● **EXTRACT**:
Free Newsletters

   All InfoWorld Newsletters
IT Troubleshooter | Harper Mann » January 2006

January 27, 2006 | Comments: (0)

To Err is Human

I've been reading a lot lately about Recovery Oriented Computing (ROC). Its a fascinating set of research and ideas regarding how to help recover from failures in a variety of IT environments. One of the aspects covered in the research is the notion that human error counts for a great portion of the problems in modern IT systems. Rather than assuming that we can just automate more and more of IT operations and management and eliminate people and their error prone ways, ROC assumes (probably rightfully so) that humans inevitably make mistakes. David Patterson and Aaron Brown, both with the Computer Science Division at Cal Berkeley, present some very compelling views in their paper To Err is Human.

ROC is a very refreshing and compelling set of thinking. I'll be writing more about it here as it sounds like it will have a significant impact on IT troubleshooting.

If you are interested in discussing ROC email me at thebaum@splunk.com.

Posted by Michael Baum on January 27, 2006 09:12 AM


January 20, 2006 | Comments: (0)

A Camp for Sys Admins

This weekend I attended Camp SysAdmin, a get together of leading IT professionals in the Bay Area. The event was sponsored by Bay Lisa, LOPSA (league of professional system administrators), NaSPA (network and system professionals association), Splunk, SysAdmin Magazine and Usenix. What all of the sponsors of the event share in common is a commitment to improving the everyday lives of system administrators by fostering a dialog around the growing challenges facing IT professionals in an increasingly complex world.

● **DATASET ENTRIES**:
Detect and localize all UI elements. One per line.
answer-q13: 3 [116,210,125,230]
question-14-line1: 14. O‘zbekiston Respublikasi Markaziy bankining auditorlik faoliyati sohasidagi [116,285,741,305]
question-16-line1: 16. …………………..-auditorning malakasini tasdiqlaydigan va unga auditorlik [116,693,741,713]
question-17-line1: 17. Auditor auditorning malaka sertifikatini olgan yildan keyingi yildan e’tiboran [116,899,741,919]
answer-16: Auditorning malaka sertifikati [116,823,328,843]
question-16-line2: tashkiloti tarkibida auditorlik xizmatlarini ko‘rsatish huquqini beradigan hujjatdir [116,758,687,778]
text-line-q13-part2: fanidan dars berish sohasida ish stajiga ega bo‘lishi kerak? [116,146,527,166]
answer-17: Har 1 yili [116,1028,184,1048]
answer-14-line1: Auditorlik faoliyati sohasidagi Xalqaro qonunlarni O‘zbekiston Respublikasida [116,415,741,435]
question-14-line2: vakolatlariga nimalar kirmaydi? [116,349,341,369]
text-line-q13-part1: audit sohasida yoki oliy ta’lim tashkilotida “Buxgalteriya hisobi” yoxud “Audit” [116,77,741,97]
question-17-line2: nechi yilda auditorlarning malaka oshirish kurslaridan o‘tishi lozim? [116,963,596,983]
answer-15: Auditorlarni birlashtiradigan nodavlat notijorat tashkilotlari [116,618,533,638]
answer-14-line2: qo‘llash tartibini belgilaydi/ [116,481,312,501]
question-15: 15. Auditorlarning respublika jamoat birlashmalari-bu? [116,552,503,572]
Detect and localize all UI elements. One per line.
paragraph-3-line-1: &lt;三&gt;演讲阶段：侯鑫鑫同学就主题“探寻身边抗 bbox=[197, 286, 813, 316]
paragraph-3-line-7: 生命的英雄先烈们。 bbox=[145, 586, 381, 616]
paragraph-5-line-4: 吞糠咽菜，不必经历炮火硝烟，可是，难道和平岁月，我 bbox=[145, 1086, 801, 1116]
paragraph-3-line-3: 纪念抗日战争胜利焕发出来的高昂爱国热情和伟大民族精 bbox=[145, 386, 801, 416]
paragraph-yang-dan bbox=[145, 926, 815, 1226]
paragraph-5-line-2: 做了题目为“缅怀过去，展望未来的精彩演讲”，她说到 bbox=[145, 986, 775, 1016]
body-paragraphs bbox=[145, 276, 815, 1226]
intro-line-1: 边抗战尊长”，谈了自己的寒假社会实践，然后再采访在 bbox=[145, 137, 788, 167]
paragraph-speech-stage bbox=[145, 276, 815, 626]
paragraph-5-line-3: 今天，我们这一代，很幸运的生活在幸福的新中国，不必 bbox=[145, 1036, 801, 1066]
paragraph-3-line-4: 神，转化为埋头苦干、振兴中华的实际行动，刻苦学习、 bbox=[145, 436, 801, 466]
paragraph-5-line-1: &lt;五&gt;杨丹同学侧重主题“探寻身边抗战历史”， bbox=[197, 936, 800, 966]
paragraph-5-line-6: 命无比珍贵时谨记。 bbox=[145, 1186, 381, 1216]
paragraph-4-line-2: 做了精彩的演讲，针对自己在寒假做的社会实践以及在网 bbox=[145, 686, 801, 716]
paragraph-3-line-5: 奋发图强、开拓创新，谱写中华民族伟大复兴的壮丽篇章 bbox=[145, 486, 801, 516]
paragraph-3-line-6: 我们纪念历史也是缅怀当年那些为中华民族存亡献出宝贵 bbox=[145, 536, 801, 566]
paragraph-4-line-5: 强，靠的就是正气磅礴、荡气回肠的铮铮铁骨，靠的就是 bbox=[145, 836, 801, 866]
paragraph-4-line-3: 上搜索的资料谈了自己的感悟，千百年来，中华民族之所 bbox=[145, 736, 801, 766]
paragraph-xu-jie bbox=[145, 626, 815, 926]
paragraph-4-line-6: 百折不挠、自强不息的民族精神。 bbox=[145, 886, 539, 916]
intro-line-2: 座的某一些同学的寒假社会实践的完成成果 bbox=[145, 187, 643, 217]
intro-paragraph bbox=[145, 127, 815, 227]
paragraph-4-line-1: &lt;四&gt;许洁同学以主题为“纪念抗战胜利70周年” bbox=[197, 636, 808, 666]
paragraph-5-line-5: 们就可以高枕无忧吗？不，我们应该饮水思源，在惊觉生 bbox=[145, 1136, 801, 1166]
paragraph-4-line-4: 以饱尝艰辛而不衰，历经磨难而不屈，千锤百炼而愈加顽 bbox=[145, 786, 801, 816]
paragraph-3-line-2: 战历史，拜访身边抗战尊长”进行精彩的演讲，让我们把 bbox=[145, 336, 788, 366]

● **TASK SET**:
**1)** Using the troubleshooting blog, mark each statement yes or no, and quote the words from the blog that decide it. (a) Both authors of the paper To Err is Human are with the Computer Science Division at Cal Berkeley. (b) Camp SysAdmin was held in New York. (c) ROC assumes that people can be taken out of IT operations through more automation.
**2)** Update the stretch of the troubleshooting blog from "ROC is a very" through "January 20, 2006 | Comments: (0)", swapping "refreshing" for "welcome".
**3)** According to the troubleshooting blog, what does LOPSA stand for?
Work only from the blog.

● **ANSWER LIST**:
**1)**
(a) Yes: "David Patterson and Aaron Brown, both with the Computer Science Division at Cal Berkeley"
(b) No: "a get together of leading IT professionals in the Bay Area"
(c) No: "ROC assumes (probably rightfully so) that humans inevitably make mistakes"

**2)**
ROC is a very welcome and compelling set of thinking. I'll be writing more about it here as it sounds like it will have a significant impact on IT troubleshooting.

If you are interested in discussing ROC email me at thebaum@splunk.com.

Posted by Michael Baum on January 27, 2006 09:12 AM


January 20, 2006 | Comments: (0)

**3)** League of professional system administrators.